Locate all lines with the word "MutableInteger" and copy them out.

## Begin

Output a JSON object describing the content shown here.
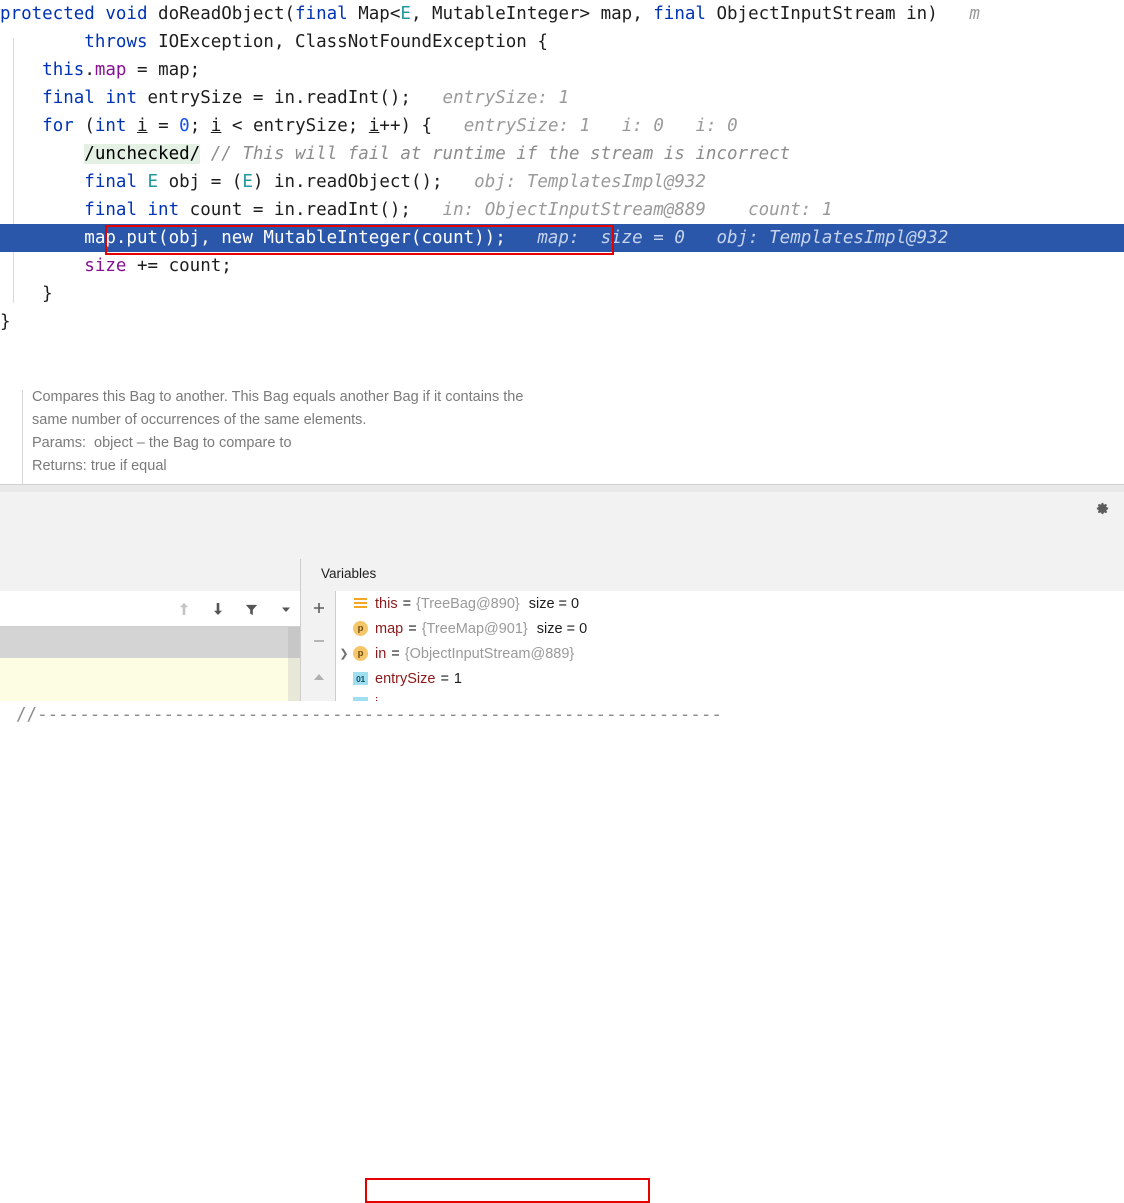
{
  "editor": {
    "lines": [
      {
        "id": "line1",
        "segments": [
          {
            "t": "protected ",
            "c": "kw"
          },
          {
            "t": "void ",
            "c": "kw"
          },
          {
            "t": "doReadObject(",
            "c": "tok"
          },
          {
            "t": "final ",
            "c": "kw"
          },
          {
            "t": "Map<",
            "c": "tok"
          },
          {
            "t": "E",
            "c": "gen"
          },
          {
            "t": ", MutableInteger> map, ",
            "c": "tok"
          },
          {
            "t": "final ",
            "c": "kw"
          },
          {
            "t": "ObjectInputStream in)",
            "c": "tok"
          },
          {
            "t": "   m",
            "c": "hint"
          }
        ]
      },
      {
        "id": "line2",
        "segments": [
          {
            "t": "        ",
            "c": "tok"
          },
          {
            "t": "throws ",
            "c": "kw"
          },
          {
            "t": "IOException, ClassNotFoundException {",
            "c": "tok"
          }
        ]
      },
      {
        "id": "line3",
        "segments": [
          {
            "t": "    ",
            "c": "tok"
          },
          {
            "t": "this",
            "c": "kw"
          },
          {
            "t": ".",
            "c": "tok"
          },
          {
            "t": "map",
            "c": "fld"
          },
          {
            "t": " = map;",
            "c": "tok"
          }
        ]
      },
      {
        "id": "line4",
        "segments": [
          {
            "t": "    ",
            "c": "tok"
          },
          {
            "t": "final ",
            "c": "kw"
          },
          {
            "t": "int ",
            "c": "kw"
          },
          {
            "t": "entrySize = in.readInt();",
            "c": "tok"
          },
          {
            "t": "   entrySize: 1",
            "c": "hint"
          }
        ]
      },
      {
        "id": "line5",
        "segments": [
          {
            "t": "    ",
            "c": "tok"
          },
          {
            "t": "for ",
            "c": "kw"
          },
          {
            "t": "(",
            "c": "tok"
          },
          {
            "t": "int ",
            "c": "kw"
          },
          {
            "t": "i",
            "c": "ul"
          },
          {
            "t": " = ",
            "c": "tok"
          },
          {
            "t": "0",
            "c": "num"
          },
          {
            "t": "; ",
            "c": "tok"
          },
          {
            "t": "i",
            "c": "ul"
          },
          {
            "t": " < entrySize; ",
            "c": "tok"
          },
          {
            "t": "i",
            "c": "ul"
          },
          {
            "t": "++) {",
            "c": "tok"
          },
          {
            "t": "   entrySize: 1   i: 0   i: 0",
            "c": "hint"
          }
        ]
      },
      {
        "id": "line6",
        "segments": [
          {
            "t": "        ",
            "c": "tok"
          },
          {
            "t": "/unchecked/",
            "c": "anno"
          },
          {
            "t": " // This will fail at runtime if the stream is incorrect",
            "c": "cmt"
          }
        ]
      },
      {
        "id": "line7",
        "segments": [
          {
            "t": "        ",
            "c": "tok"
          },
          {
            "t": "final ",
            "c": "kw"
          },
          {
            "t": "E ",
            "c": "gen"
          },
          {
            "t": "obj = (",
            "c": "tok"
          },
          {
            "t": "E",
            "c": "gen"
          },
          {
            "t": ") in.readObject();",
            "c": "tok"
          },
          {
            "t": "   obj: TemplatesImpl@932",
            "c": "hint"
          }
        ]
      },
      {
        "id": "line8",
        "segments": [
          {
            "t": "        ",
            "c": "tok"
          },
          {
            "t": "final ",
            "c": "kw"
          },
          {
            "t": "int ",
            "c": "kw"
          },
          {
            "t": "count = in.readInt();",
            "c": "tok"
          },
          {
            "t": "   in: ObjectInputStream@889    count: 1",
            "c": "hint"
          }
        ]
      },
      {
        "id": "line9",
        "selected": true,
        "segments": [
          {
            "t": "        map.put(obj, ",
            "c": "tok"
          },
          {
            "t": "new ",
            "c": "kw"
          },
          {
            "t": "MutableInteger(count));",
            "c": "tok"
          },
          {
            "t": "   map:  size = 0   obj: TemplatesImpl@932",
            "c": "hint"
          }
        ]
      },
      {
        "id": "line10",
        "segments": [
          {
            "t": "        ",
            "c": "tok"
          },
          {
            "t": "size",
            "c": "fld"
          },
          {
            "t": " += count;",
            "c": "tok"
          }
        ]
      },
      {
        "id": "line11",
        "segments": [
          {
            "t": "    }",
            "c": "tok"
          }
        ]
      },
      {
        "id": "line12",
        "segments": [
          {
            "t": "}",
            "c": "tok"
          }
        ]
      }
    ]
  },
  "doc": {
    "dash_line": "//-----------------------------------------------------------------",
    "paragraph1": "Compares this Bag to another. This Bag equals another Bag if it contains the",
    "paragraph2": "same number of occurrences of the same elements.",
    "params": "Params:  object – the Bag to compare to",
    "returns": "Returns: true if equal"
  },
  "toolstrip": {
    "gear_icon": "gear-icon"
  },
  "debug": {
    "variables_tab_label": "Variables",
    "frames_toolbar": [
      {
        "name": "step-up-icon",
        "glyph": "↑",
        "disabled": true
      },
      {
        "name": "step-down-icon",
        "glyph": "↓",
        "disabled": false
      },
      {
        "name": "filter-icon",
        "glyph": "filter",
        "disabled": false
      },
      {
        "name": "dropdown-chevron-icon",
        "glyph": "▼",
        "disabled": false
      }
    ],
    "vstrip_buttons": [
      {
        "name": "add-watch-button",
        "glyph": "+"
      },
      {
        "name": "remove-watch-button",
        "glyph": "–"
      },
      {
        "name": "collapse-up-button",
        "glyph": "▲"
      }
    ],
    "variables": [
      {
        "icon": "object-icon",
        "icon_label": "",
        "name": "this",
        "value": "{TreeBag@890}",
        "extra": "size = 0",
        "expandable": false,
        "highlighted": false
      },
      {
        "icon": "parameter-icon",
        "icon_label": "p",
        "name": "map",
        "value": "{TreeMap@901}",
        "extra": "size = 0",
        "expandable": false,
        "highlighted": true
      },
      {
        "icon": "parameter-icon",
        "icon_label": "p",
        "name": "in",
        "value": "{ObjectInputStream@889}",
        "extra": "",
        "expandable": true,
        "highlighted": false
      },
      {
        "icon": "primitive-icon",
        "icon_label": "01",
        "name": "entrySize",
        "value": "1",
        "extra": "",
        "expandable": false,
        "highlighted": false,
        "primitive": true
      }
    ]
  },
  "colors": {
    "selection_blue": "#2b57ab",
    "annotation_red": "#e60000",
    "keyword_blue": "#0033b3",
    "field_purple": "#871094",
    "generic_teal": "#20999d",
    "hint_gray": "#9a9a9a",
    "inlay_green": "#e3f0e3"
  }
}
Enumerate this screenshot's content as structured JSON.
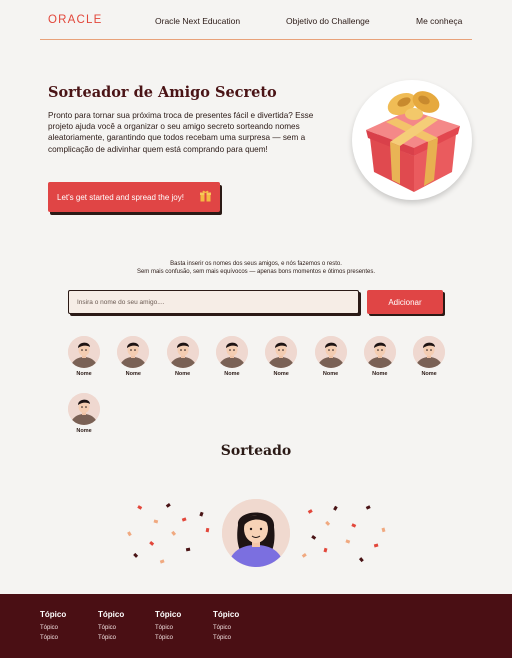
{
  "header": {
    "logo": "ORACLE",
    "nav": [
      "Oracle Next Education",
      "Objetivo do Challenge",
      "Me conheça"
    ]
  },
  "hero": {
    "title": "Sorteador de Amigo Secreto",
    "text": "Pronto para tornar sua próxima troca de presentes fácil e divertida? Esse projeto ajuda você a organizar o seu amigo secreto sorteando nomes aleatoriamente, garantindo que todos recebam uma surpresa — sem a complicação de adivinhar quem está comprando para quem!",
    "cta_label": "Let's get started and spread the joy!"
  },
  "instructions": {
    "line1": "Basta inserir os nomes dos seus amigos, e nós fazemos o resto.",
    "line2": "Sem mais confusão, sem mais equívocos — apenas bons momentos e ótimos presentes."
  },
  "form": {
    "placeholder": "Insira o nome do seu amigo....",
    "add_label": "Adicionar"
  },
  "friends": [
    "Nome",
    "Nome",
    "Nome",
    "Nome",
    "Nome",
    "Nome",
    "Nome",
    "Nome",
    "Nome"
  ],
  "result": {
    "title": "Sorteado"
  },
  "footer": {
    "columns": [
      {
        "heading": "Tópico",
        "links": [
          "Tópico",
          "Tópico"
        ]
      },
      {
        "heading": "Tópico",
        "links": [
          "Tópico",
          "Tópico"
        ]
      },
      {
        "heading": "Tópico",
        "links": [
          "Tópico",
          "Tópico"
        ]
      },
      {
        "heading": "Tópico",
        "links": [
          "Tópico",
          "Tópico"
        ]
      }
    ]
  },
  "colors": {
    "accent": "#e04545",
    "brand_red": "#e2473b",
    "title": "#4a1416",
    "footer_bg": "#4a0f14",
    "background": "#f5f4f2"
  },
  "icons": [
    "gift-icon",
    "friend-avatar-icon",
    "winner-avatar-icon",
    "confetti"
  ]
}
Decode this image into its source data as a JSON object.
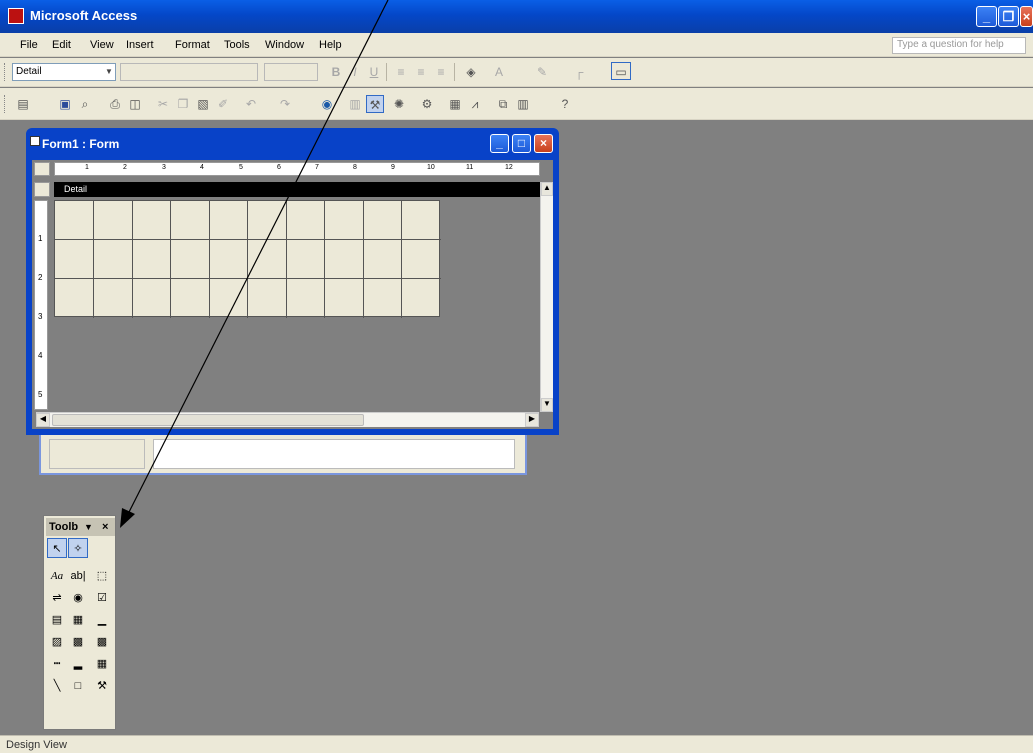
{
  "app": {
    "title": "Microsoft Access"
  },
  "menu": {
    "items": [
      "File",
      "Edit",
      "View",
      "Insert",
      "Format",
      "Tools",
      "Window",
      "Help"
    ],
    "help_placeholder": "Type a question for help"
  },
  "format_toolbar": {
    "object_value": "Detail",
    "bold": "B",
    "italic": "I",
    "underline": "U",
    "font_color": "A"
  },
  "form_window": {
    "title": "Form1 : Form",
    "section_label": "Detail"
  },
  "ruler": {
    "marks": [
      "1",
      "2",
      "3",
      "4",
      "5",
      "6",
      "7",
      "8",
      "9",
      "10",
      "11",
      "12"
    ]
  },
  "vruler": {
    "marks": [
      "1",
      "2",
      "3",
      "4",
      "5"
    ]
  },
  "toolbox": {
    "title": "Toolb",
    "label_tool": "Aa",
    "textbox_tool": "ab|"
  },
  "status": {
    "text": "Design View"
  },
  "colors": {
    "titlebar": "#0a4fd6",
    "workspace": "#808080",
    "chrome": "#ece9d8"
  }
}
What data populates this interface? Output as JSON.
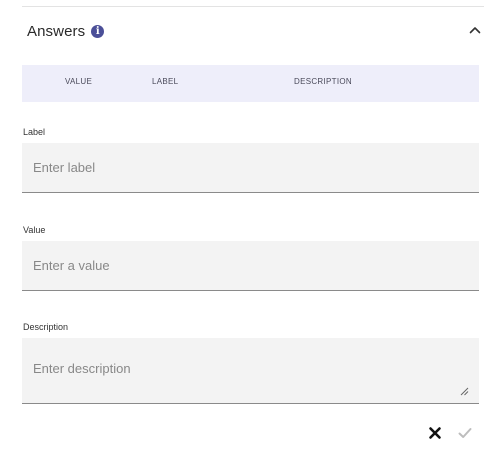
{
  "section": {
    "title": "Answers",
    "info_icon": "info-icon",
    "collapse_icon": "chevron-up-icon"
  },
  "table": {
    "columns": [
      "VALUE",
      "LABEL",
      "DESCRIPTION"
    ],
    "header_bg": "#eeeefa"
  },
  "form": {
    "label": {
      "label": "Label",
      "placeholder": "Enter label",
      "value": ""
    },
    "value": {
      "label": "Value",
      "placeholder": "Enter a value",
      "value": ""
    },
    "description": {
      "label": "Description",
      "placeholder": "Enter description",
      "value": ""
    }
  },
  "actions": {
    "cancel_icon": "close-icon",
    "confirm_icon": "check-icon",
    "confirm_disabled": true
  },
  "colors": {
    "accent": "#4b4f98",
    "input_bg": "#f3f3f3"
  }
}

## End

**Output for this task**
            "t": ", MutableInteger> map, ",
            "t": "MutableInteger(count));",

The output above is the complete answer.